- _Work to complete_: Give every line back verbatim, dropping all images.

- _Materials provided_:
# # # # #

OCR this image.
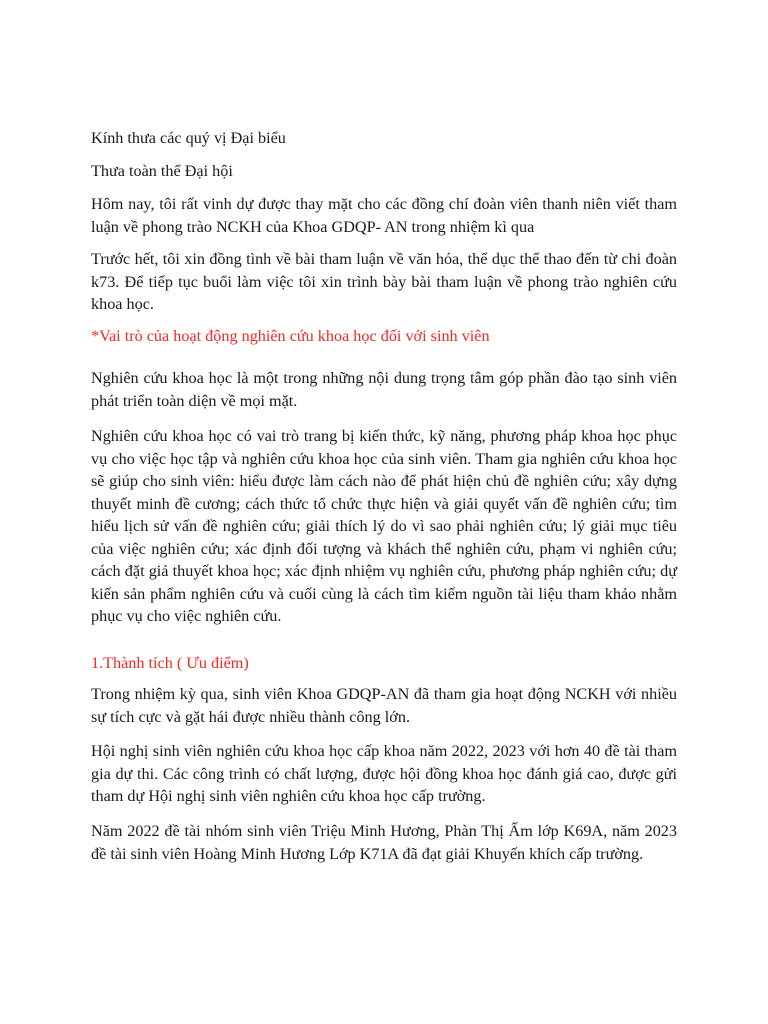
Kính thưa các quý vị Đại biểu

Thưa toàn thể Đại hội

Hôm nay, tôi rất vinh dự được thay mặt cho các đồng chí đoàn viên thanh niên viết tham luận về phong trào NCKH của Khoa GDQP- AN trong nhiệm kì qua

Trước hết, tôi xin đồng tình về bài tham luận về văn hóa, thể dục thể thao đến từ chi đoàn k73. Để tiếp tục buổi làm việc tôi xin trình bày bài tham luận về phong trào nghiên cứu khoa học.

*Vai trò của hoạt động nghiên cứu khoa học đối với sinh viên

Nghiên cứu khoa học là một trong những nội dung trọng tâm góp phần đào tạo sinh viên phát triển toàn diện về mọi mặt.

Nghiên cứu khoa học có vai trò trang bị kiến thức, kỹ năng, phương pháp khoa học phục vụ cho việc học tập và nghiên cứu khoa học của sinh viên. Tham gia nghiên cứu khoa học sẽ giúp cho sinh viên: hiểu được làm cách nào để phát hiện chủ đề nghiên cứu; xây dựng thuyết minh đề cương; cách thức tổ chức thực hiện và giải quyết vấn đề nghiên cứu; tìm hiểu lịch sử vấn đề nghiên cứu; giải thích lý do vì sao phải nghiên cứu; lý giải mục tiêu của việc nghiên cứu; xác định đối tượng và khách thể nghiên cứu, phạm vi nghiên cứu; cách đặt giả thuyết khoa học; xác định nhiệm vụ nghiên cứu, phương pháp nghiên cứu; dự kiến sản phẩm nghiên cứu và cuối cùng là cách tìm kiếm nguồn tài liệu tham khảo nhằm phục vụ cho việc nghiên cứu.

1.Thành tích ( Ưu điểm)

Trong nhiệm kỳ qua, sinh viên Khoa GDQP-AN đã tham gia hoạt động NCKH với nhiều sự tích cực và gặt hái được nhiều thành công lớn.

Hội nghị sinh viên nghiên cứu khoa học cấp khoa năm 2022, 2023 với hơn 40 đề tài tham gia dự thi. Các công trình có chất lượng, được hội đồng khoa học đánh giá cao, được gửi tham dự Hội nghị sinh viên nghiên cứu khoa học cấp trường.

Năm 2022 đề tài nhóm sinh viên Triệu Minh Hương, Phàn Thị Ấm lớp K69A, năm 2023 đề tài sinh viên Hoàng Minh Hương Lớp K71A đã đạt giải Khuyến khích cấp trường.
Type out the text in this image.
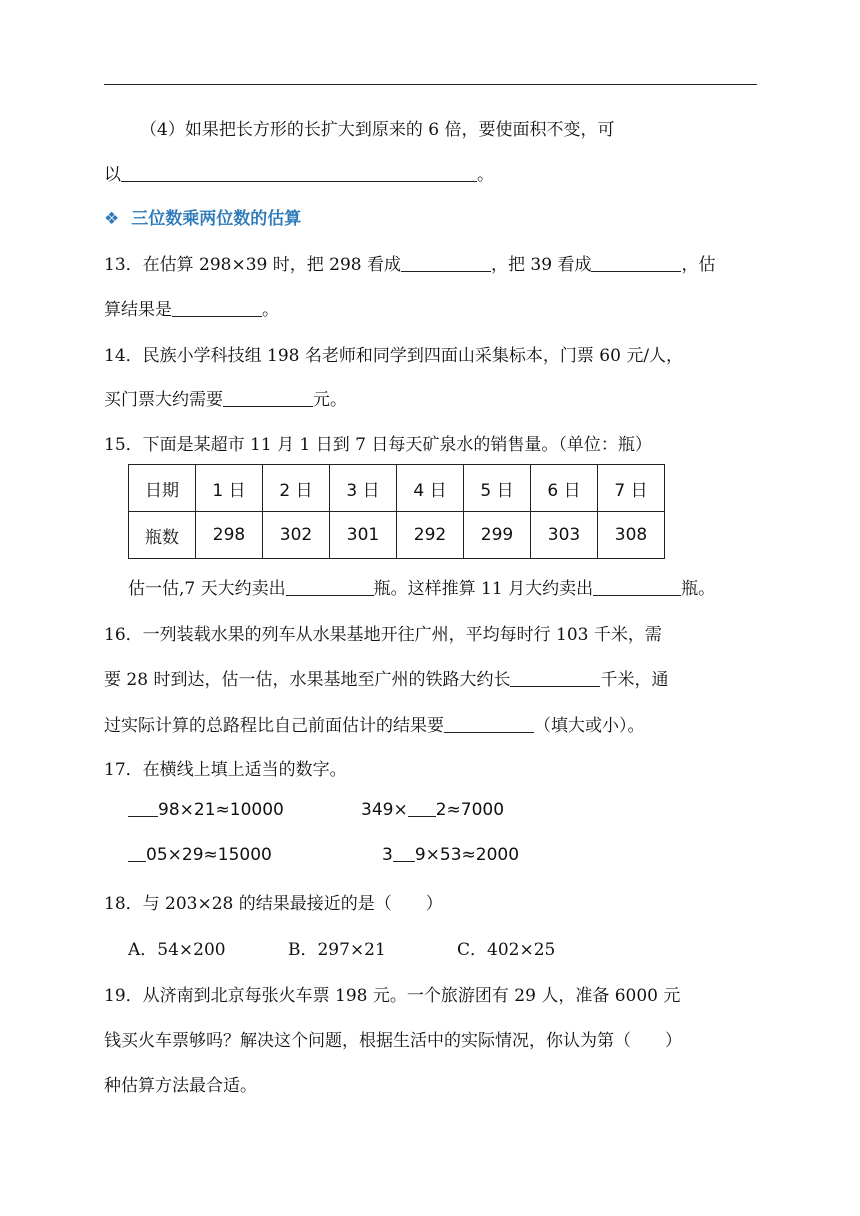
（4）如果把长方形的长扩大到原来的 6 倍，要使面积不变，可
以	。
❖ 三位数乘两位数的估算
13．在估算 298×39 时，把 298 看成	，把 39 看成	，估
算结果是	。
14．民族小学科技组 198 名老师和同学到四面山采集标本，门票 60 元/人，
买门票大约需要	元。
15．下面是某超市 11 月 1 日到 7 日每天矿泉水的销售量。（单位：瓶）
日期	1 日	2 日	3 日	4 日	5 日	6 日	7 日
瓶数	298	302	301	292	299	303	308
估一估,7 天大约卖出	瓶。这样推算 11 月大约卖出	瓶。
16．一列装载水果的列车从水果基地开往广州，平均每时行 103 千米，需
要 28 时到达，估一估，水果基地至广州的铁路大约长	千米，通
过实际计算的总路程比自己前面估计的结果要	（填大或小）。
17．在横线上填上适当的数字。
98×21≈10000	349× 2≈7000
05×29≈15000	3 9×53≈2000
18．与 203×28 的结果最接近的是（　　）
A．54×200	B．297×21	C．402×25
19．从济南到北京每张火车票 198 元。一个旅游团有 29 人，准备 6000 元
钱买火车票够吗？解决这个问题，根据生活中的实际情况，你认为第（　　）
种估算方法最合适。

# # # # #

- _Finished answer_:
OCR this image.
Kính thưa các quý vị Đại biểu

Thưa toàn thể Đại hội

Hôm nay, tôi rất vinh dự được thay mặt cho các đồng chí đoàn viên thanh niên viết tham luận về phong trào NCKH của Khoa GDQP- AN trong nhiệm kì qua

Trước hết, tôi xin đồng tình về bài tham luận về văn hóa, thể dục thể thao đến từ chi đoàn k73. Để tiếp tục buổi làm việc tôi xin trình bày bài tham luận về phong trào nghiên cứu khoa học.

*Vai trò của hoạt động nghiên cứu khoa học đối với sinh viên

Nghiên cứu khoa học là một trong những nội dung trọng tâm góp phần đào tạo sinh viên phát triển toàn diện về mọi mặt.

Nghiên cứu khoa học có vai trò trang bị kiến thức, kỹ năng, phương pháp khoa học phục vụ cho việc học tập và nghiên cứu khoa học của sinh viên. Tham gia nghiên cứu khoa học sẽ giúp cho sinh viên: hiểu được làm cách nào để phát hiện chủ đề nghiên cứu; xây dựng thuyết minh đề cương; cách thức tổ chức thực hiện và giải quyết vấn đề nghiên cứu; tìm hiểu lịch sử vấn đề nghiên cứu; giải thích lý do vì sao phải nghiên cứu; lý giải mục tiêu của việc nghiên cứu; xác định đối tượng và khách thể nghiên cứu, phạm vi nghiên cứu; cách đặt giả thuyết khoa học; xác định nhiệm vụ nghiên cứu, phương pháp nghiên cứu; dự kiến sản phẩm nghiên cứu và cuối cùng là cách tìm kiếm nguồn tài liệu tham khảo nhằm phục vụ cho việc nghiên cứu.

1.Thành tích ( Ưu điểm)

Trong nhiệm kỳ qua, sinh viên Khoa GDQP-AN đã tham gia hoạt động NCKH với nhiều sự tích cực và gặt hái được nhiều thành công lớn.

Hội nghị sinh viên nghiên cứu khoa học cấp khoa năm 2022, 2023 với hơn 40 đề tài tham gia dự thi. Các công trình có chất lượng, được hội đồng khoa học đánh giá cao, được gửi tham dự Hội nghị sinh viên nghiên cứu khoa học cấp trường.

Năm 2022 đề tài nhóm sinh viên Triệu Minh Hương, Phàn Thị Ấm lớp K69A, năm 2023 đề tài sinh viên Hoàng Minh Hương Lớp K71A đã đạt giải Khuyến khích cấp trường.
Type out the text in this image.
（4）如果把长方形的长扩大到原来的 6 倍，要使面积不变，可
以	。
❖ 三位数乘两位数的估算
13．在估算 298×39 时，把 298 看成	，把 39 看成	，估
算结果是	。
14．民族小学科技组 198 名老师和同学到四面山采集标本，门票 60 元/人，
买门票大约需要	元。
15．下面是某超市 11 月 1 日到 7 日每天矿泉水的销售量。（单位：瓶）
日期	1 日	2 日	3 日	4 日	5 日	6 日	7 日
瓶数	298	302	301	292	299	303	308
估一估,7 天大约卖出	瓶。这样推算 11 月大约卖出	瓶。
16．一列装载水果的列车从水果基地开往广州，平均每时行 103 千米，需
要 28 时到达，估一估，水果基地至广州的铁路大约长	千米，通
过实际计算的总路程比自己前面估计的结果要	（填大或小）。
17．在横线上填上适当的数字。
98×21≈10000	349× 2≈7000
05×29≈15000	3 9×53≈2000
18．与 203×28 的结果最接近的是（　　）
A．54×200	B．297×21	C．402×25
19．从济南到北京每张火车票 198 元。一个旅游团有 29 人，准备 6000 元
钱买火车票够吗？解决这个问题，根据生活中的实际情况，你认为第（　　）
种估算方法最合适。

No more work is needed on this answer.